─── Source material ───

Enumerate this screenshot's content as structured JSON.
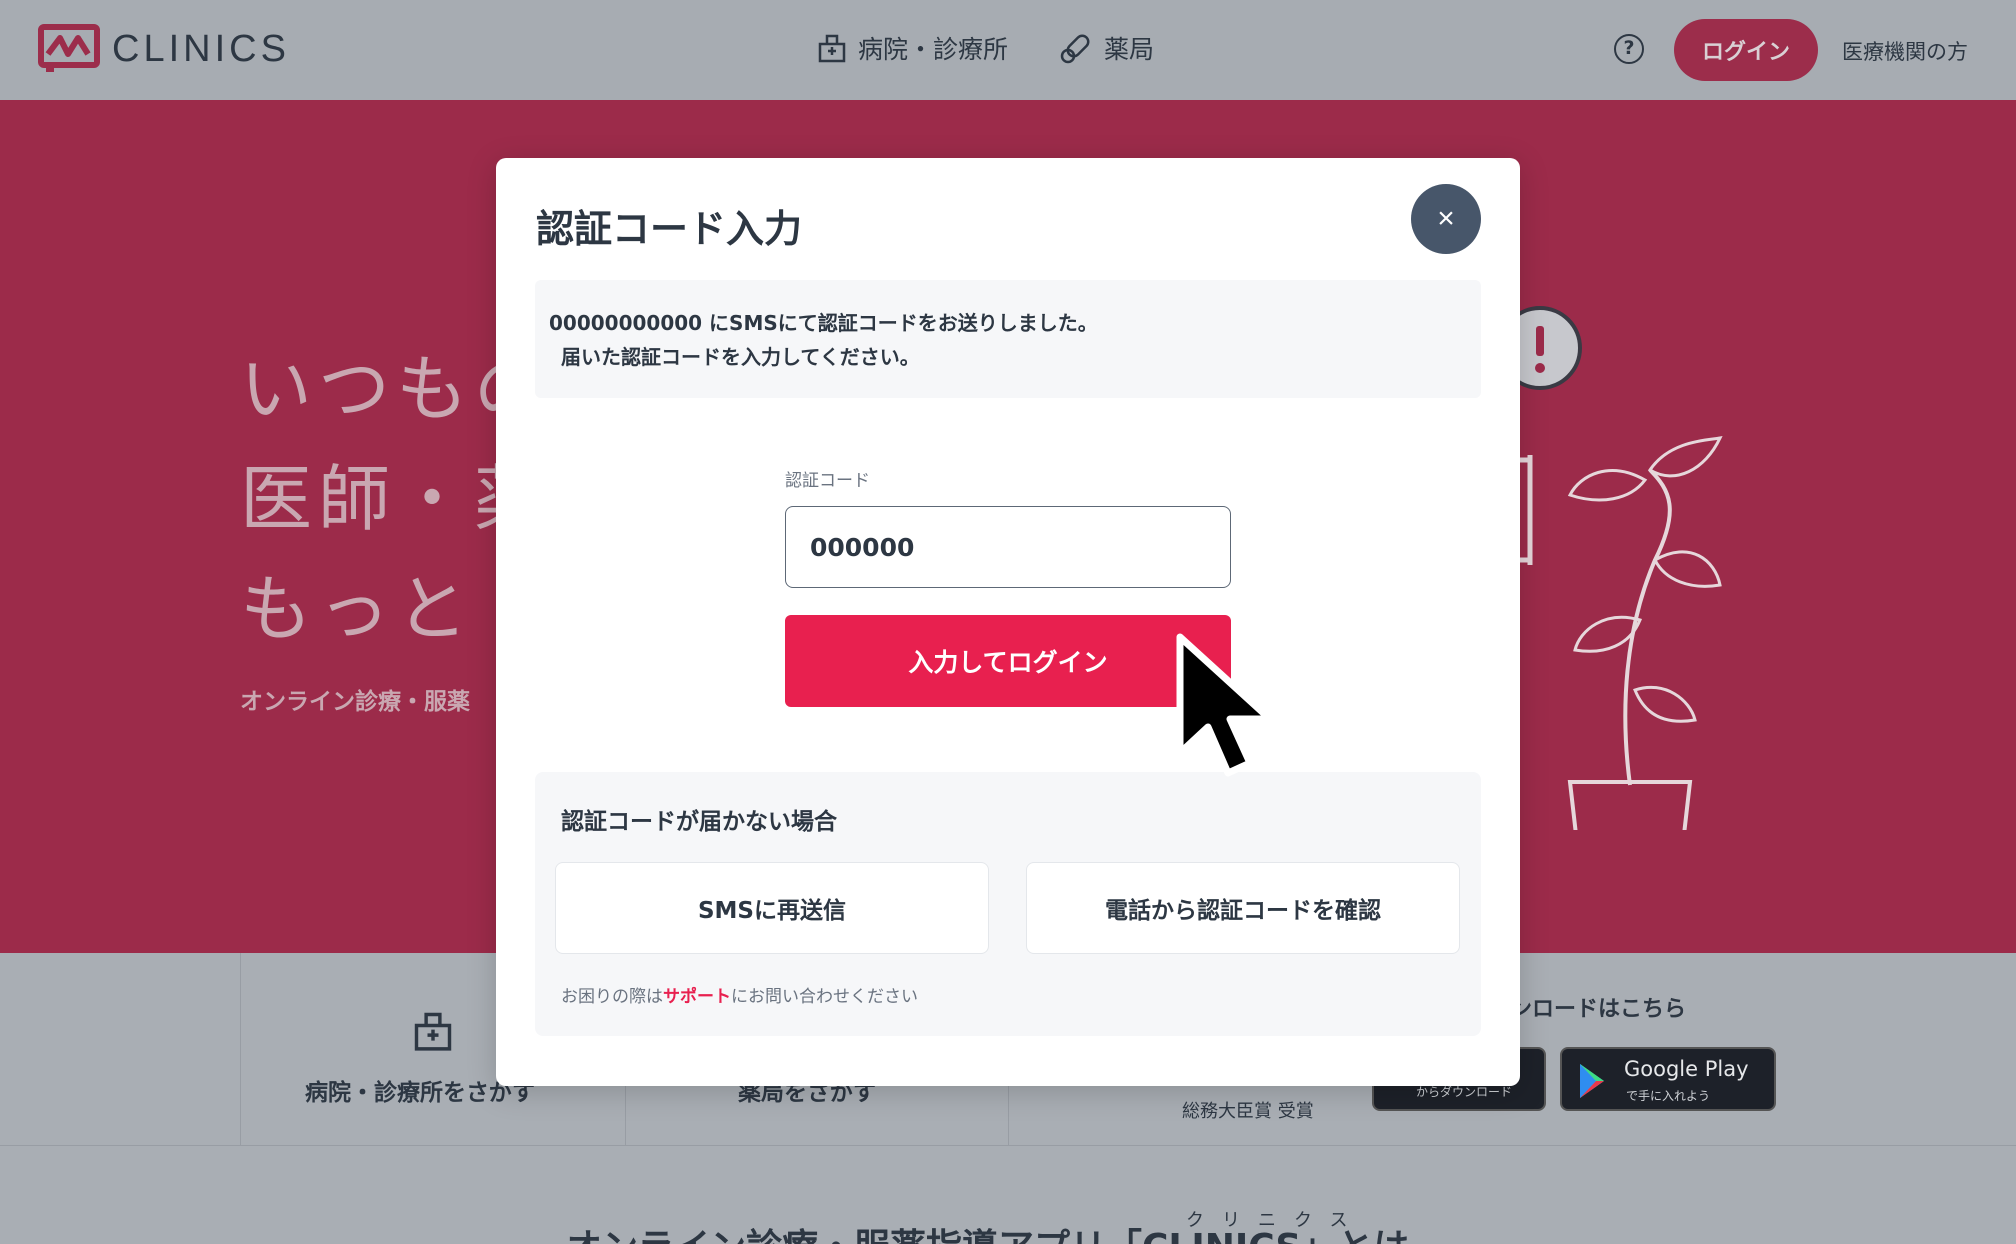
{
  "header": {
    "logo_text": "CLINICS",
    "nav": [
      {
        "label": "病院・診療所",
        "icon": "hospital-icon"
      },
      {
        "label": "薬局",
        "icon": "pill-icon"
      }
    ],
    "help_icon_glyph": "?",
    "login_label": "ログイン",
    "medical_link": "医療機関の方"
  },
  "hero": {
    "lines": [
      "いつもの",
      "医師・薬",
      "もっと"
    ],
    "sub": "オンライン診療・服薬"
  },
  "cards": {
    "hospital_label": "病院・診療所をさがす",
    "pharmacy_label": "薬局をさがす",
    "download_title": "ンロードはこちら",
    "award": "総務大臣賞 受賞",
    "appstore_sub": "からダウンロード",
    "googleplay_title": "Google Play",
    "googleplay_sub": "で手に入れよう"
  },
  "bottom": {
    "title": "オンライン診療・服薬指導アプリ「CLINICS」とは",
    "ruby": "クリニクス"
  },
  "modal": {
    "title": "認証コード入力",
    "close_glyph": "×",
    "info_line1": "00000000000 にSMSにて認証コードをお送りしました。",
    "info_line2": "届いた認証コードを入力してください。",
    "code_label": "認証コード",
    "code_value": "000000",
    "submit_label": "入力してログイン",
    "help_title": "認証コードが届かない場合",
    "resend_label": "SMSに再送信",
    "phone_label": "電話から認証コードを確認",
    "support_prefix": "お困りの際は",
    "support_link": "サポート",
    "support_suffix": "にお問い合わせください"
  },
  "colors": {
    "brand": "#e8204f",
    "hero_bg": "#9c2b4a",
    "overlay": "#a9aeb4",
    "close_bg": "#47566a",
    "text": "#2d3743"
  }
}
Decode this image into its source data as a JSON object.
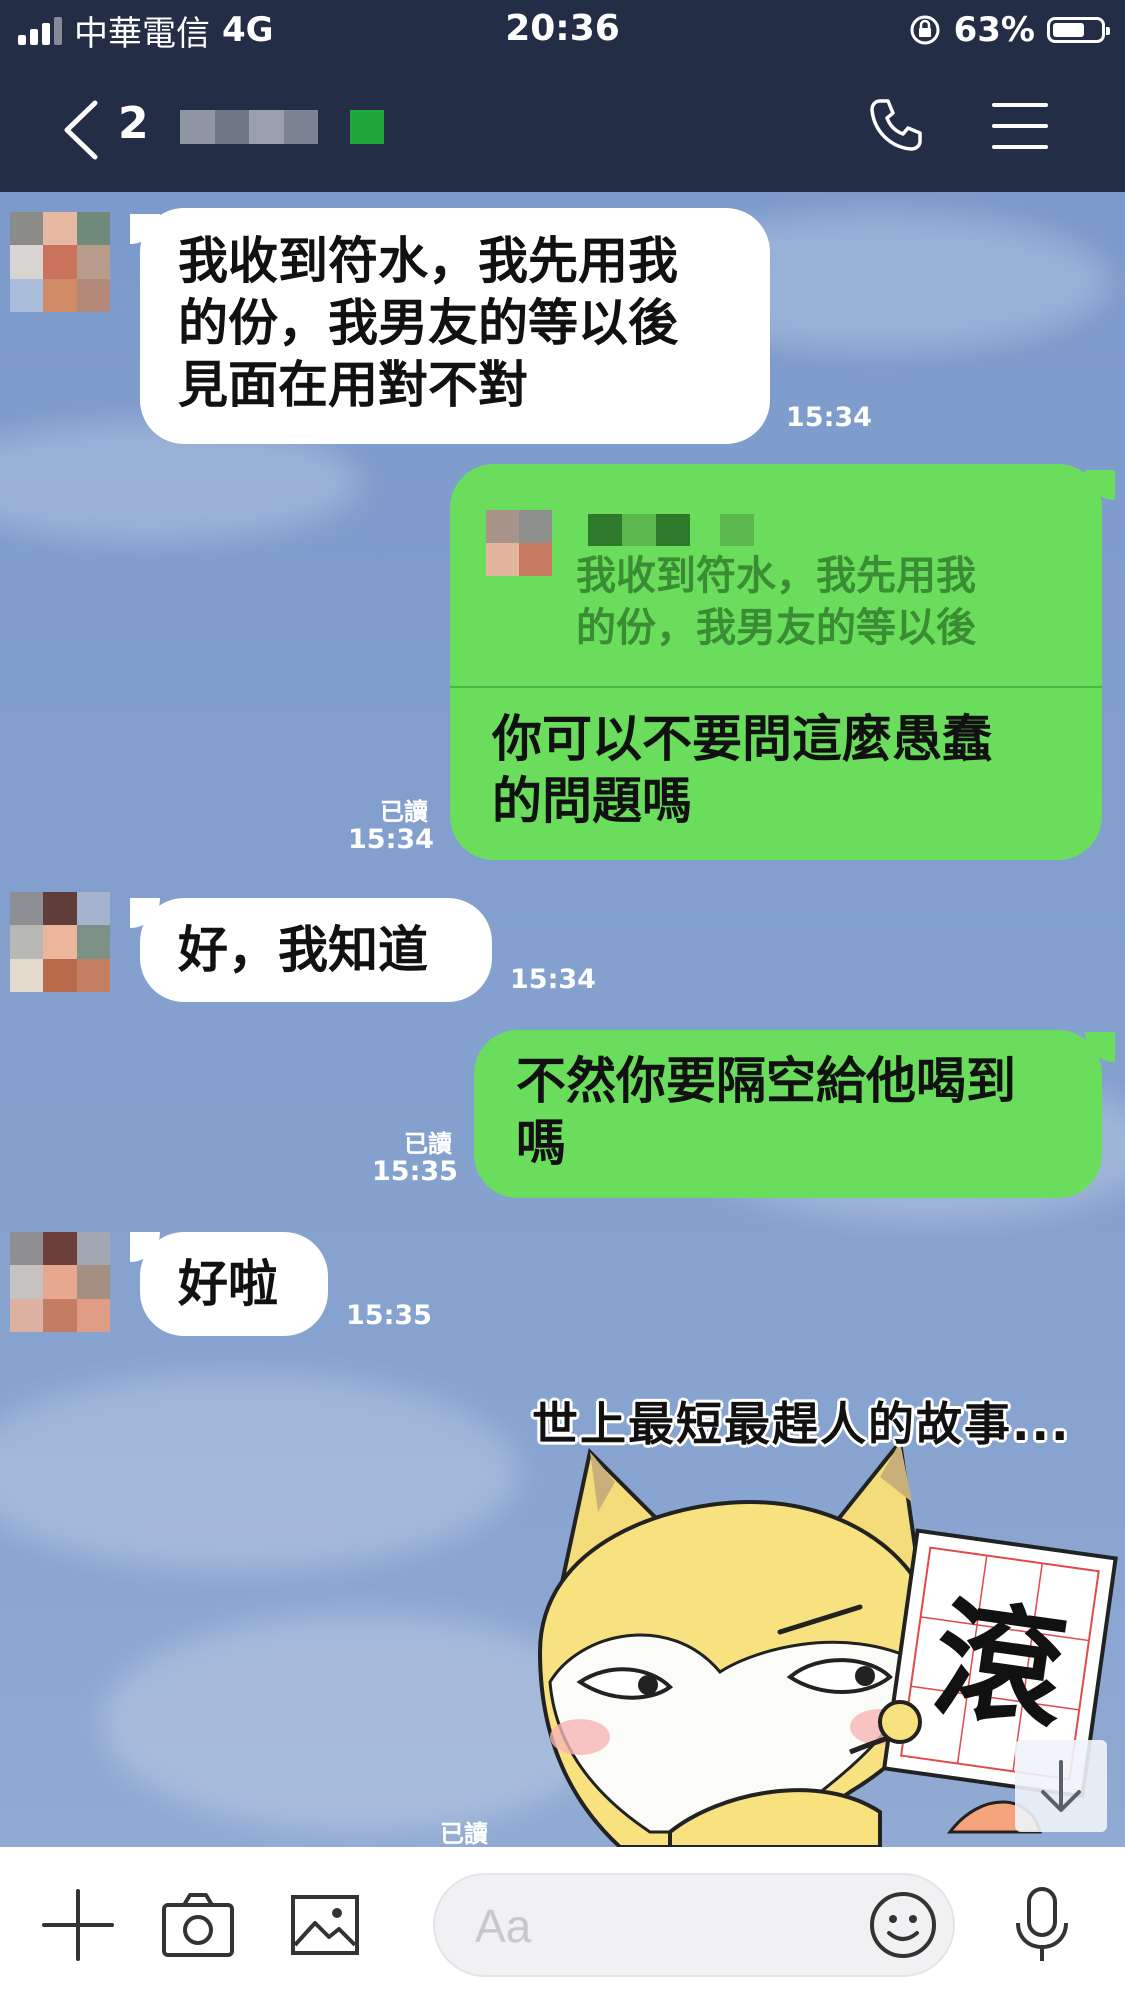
{
  "status_bar": {
    "carrier": "中華電信",
    "network": "4G",
    "time": "20:36",
    "battery": "63%"
  },
  "header": {
    "member_count": "2"
  },
  "messages": [
    {
      "text_lines": [
        "我收到符水，我先用我",
        "的份，我男友的等以後",
        "見面在用對不對"
      ],
      "time": "15:34"
    },
    {
      "quote_lines": [
        "我收到符水，我先用我",
        "的份，我男友的等以後"
      ],
      "text_lines": [
        "你可以不要問這麼愚蠢",
        "的問題嗎"
      ],
      "read": "已讀",
      "time": "15:34"
    },
    {
      "text_lines": [
        "好，我知道"
      ],
      "time": "15:34"
    },
    {
      "text_lines": [
        "不然你要隔空給他喝到",
        "嗎"
      ],
      "read": "已讀",
      "time": "15:35"
    },
    {
      "text_lines": [
        "好啦"
      ],
      "time": "15:35"
    },
    {
      "sticker_caption": "世上最短最趕人的故事...",
      "sticker_sign": "滾",
      "read": "已讀"
    }
  ],
  "input": {
    "placeholder": "Aa"
  },
  "icons": {
    "back": "chevron-left-icon",
    "call": "phone-icon",
    "menu": "hamburger-icon",
    "add": "plus-icon",
    "camera": "camera-icon",
    "gallery": "image-icon",
    "emoji": "smiley-icon",
    "mic": "microphone-icon",
    "scroll": "arrow-down-icon"
  },
  "colors": {
    "header": "#232d45",
    "chat_bg": "#7d9ccb",
    "outgoing_bubble": "#6ade5c",
    "incoming_bubble": "#ffffff"
  }
}
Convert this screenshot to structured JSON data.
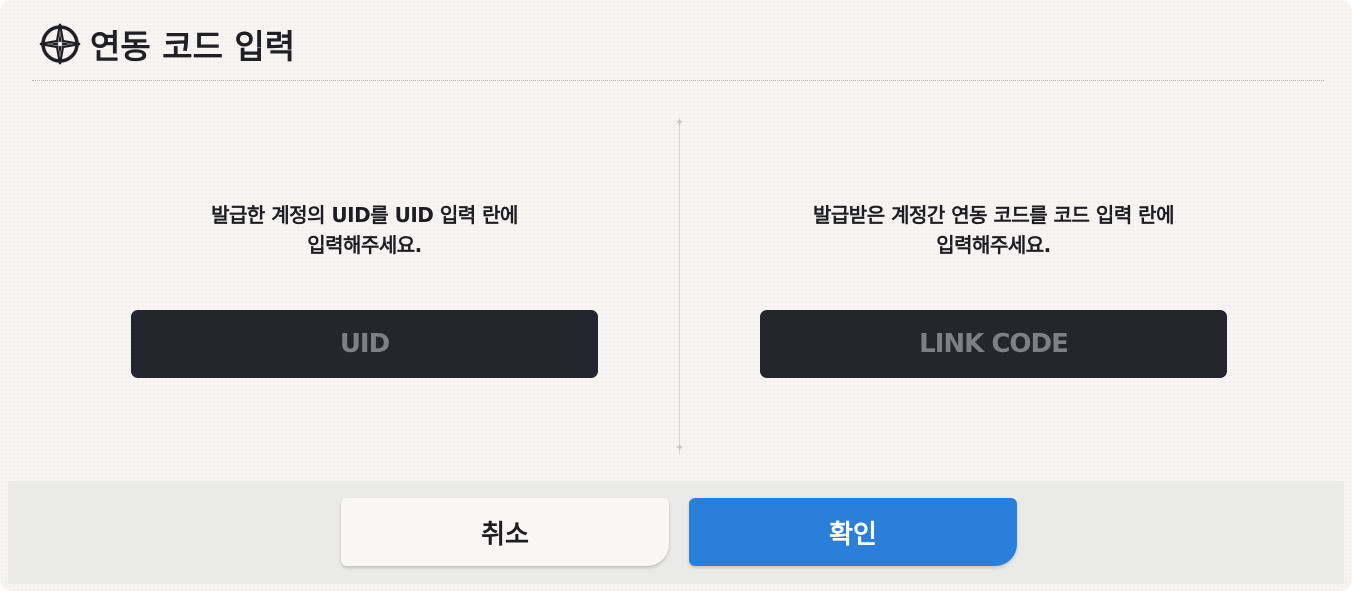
{
  "dialog": {
    "title": "연동 코드 입력",
    "logo_icon": "compass-star-icon"
  },
  "left_panel": {
    "instruction_line1": "발급한 계정의 UID를 UID 입력 란에",
    "instruction_line2": "입력해주세요.",
    "input_placeholder": "UID",
    "input_value": ""
  },
  "right_panel": {
    "instruction_line1": "발급받은 계정간 연동 코드를 코드 입력 란에",
    "instruction_line2": "입력해주세요.",
    "input_placeholder": "LINK CODE",
    "input_value": ""
  },
  "footer": {
    "cancel_label": "취소",
    "confirm_label": "확인"
  },
  "colors": {
    "confirm_button": "#2a7fdb",
    "input_background": "#24252d",
    "dialog_background": "#f6f5f3"
  }
}
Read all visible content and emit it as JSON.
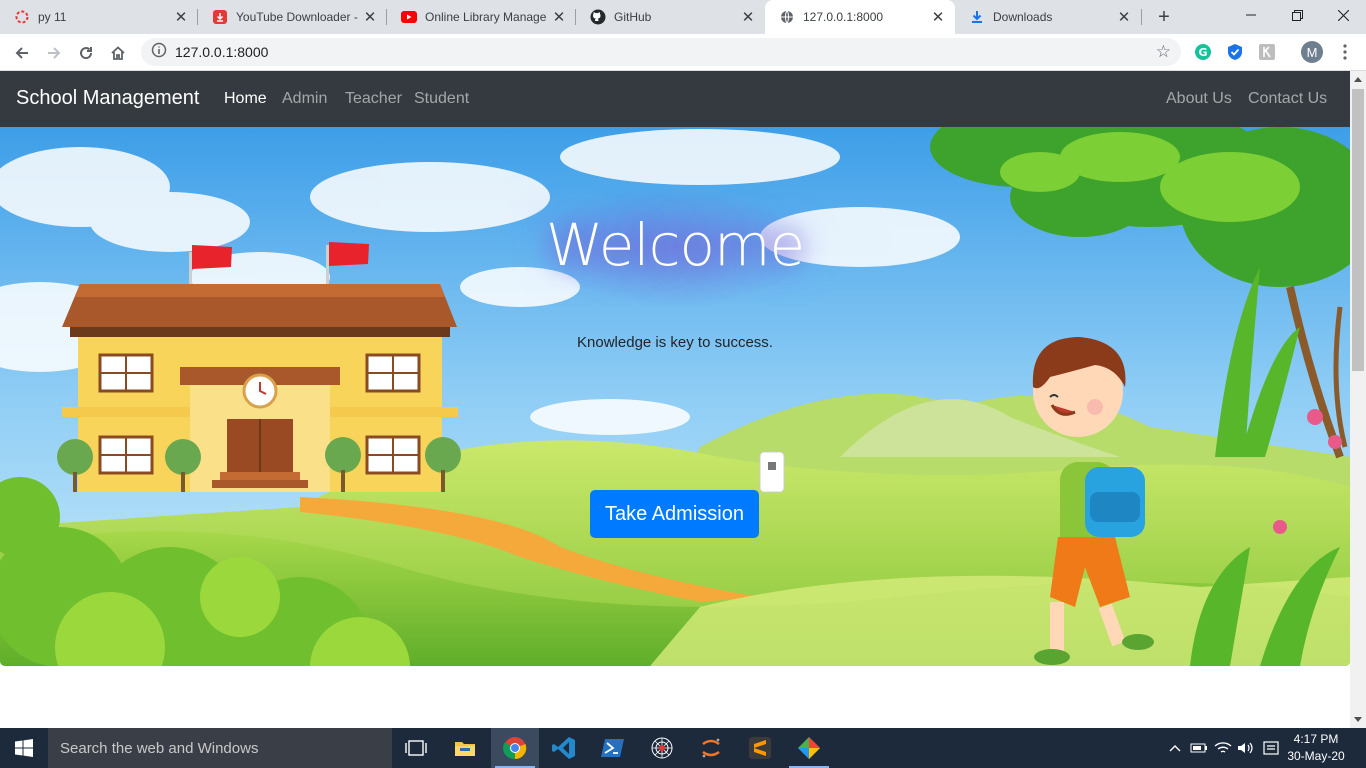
{
  "browser": {
    "tabs": [
      {
        "title": "py 11",
        "active": false
      },
      {
        "title": "YouTube Downloader -",
        "active": false
      },
      {
        "title": "Online Library Manage",
        "active": false
      },
      {
        "title": "GitHub",
        "active": false
      },
      {
        "title": "127.0.0.1:8000",
        "active": true
      },
      {
        "title": "Downloads",
        "active": false
      }
    ],
    "url": "127.0.0.1:8000",
    "profile_initial": "M"
  },
  "navbar": {
    "brand": "School Management",
    "links": [
      "Home",
      "Admin",
      "Teacher",
      "Student"
    ],
    "right_links": [
      "About Us",
      "Contact Us"
    ],
    "active": "Home"
  },
  "hero": {
    "title": "Welcome",
    "subtitle": "Knowledge is key to success.",
    "button": "Take Admission"
  },
  "taskbar": {
    "search_placeholder": "Search the web and Windows",
    "time": "4:17 PM",
    "date": "30-May-20"
  },
  "colors": {
    "navbar_bg": "#343a40",
    "primary_button": "#007bff",
    "taskbar_bg": "#1c2a3b"
  }
}
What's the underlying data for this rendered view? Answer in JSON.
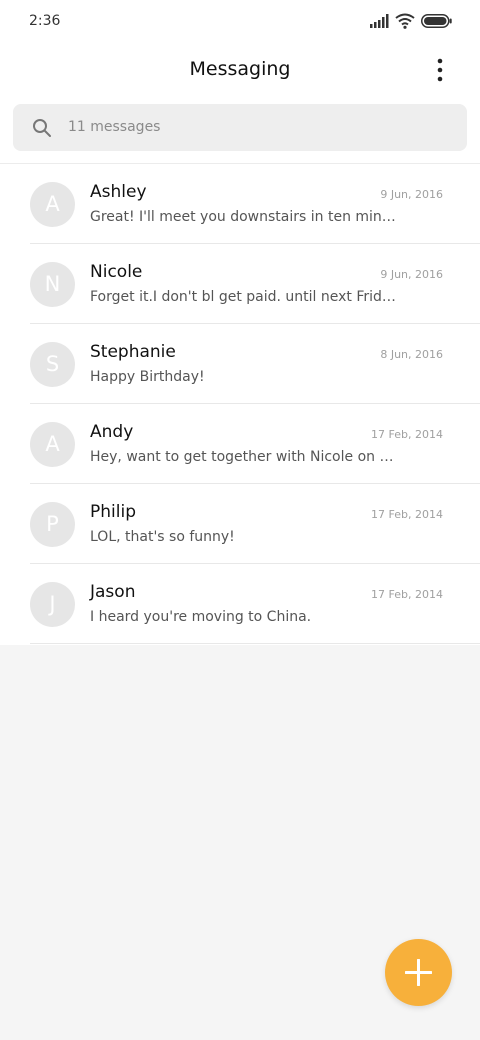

───

Task details: Output the records above exactly; leave out the pictures.

Expected answer:
Enumerate this screenshot's content as structured JSON.
{
  "header": {
    "logo_text": "CLINICS",
    "nav": [
      {
        "label": "病院・診療所",
        "icon": "hospital-icon"
      },
      {
        "label": "薬局",
        "icon": "pill-icon"
      }
    ],
    "help_icon_glyph": "?",
    "login_label": "ログイン",
    "medical_link": "医療機関の方"
  },
  "hero": {
    "lines": [
      "いつもの",
      "医師・薬",
      "もっと"
    ],
    "sub": "オンライン診療・服薬"
  },
  "cards": {
    "hospital_label": "病院・診療所をさがす",
    "pharmacy_label": "薬局をさがす",
    "download_title": "ンロードはこちら",
    "award": "総務大臣賞 受賞",
    "appstore_sub": "からダウンロード",
    "googleplay_title": "Google Play",
    "googleplay_sub": "で手に入れよう"
  },
  "bottom": {
    "title": "オンライン診療・服薬指導アプリ「CLINICS」とは",
    "ruby": "クリニクス"
  },
  "modal": {
    "title": "認証コード入力",
    "close_glyph": "×",
    "info_line1": "00000000000 にSMSにて認証コードをお送りしました。",
    "info_line2": "届いた認証コードを入力してください。",
    "code_label": "認証コード",
    "code_value": "000000",
    "submit_label": "入力してログイン",
    "help_title": "認証コードが届かない場合",
    "resend_label": "SMSに再送信",
    "phone_label": "電話から認証コードを確認",
    "support_prefix": "お困りの際は",
    "support_link": "サポート",
    "support_suffix": "にお問い合わせください"
  },
  "colors": {
    "brand": "#e8204f",
    "hero_bg": "#9c2b4a",
    "overlay": "#a9aeb4",
    "close_bg": "#47566a",
    "text": "#2d3743"
  }
}
Decode this image into its source data as a JSON object.
{
  "status_bar": {
    "carrier": "中華電信",
    "network": "4G",
    "time": "20:36",
    "battery": "63%"
  },
  "header": {
    "member_count": "2"
  },
  "messages": [
    {
      "text_lines": [
        "我收到符水，我先用我",
        "的份，我男友的等以後",
        "見面在用對不對"
      ],
      "time": "15:34"
    },
    {
      "quote_lines": [
        "我收到符水，我先用我",
        "的份，我男友的等以後"
      ],
      "text_lines": [
        "你可以不要問這麼愚蠢",
        "的問題嗎"
      ],
      "read": "已讀",
      "time": "15:34"
    },
    {
      "text_lines": [
        "好，我知道"
      ],
      "time": "15:34"
    },
    {
      "text_lines": [
        "不然你要隔空給他喝到",
        "嗎"
      ],
      "read": "已讀",
      "time": "15:35"
    },
    {
      "text_lines": [
        "好啦"
      ],
      "time": "15:35"
    },
    {
      "sticker_caption": "世上最短最趕人的故事...",
      "sticker_sign": "滾",
      "read": "已讀"
    }
  ],
  "input": {
    "placeholder": "Aa"
  },
  "icons": {
    "back": "chevron-left-icon",
    "call": "phone-icon",
    "menu": "hamburger-icon",
    "add": "plus-icon",
    "camera": "camera-icon",
    "gallery": "image-icon",
    "emoji": "smiley-icon",
    "mic": "microphone-icon",
    "scroll": "arrow-down-icon"
  },
  "colors": {
    "header": "#232d45",
    "chat_bg": "#7d9ccb",
    "outgoing_bubble": "#6ade5c",
    "incoming_bubble": "#ffffff"
  }
}
Convert this screenshot to structured JSON data.
{
  "dialog": {
    "title": "연동 코드 입력",
    "logo_icon": "compass-star-icon"
  },
  "left_panel": {
    "instruction_line1": "발급한 계정의 UID를 UID 입력 란에",
    "instruction_line2": "입력해주세요.",
    "input_placeholder": "UID",
    "input_value": ""
  },
  "right_panel": {
    "instruction_line1": "발급받은 계정간 연동 코드를 코드 입력 란에",
    "instruction_line2": "입력해주세요.",
    "input_placeholder": "LINK CODE",
    "input_value": ""
  },
  "footer": {
    "cancel_label": "취소",
    "confirm_label": "확인"
  },
  "colors": {
    "confirm_button": "#2a7fdb",
    "input_background": "#24252d",
    "dialog_background": "#f6f5f3"
  }
}
Read all visible content and emit it as JSON.
{
  "browser": {
    "tabs": [
      {
        "title": "py 11",
        "active": false
      },
      {
        "title": "YouTube Downloader -",
        "active": false
      },
      {
        "title": "Online Library Manage",
        "active": false
      },
      {
        "title": "GitHub",
        "active": false
      },
      {
        "title": "127.0.0.1:8000",
        "active": true
      },
      {
        "title": "Downloads",
        "active": false
      }
    ],
    "url": "127.0.0.1:8000",
    "profile_initial": "M"
  },
  "navbar": {
    "brand": "School Management",
    "links": [
      "Home",
      "Admin",
      "Teacher",
      "Student"
    ],
    "right_links": [
      "About Us",
      "Contact Us"
    ],
    "active": "Home"
  },
  "hero": {
    "title": "Welcome",
    "subtitle": "Knowledge is key to success.",
    "button": "Take Admission"
  },
  "taskbar": {
    "search_placeholder": "Search the web and Windows",
    "time": "4:17 PM",
    "date": "30-May-20"
  },
  "colors": {
    "navbar_bg": "#343a40",
    "primary_button": "#007bff",
    "taskbar_bg": "#1c2a3b"
  }
}
What's the underlying data for this rendered view? Answer in JSON.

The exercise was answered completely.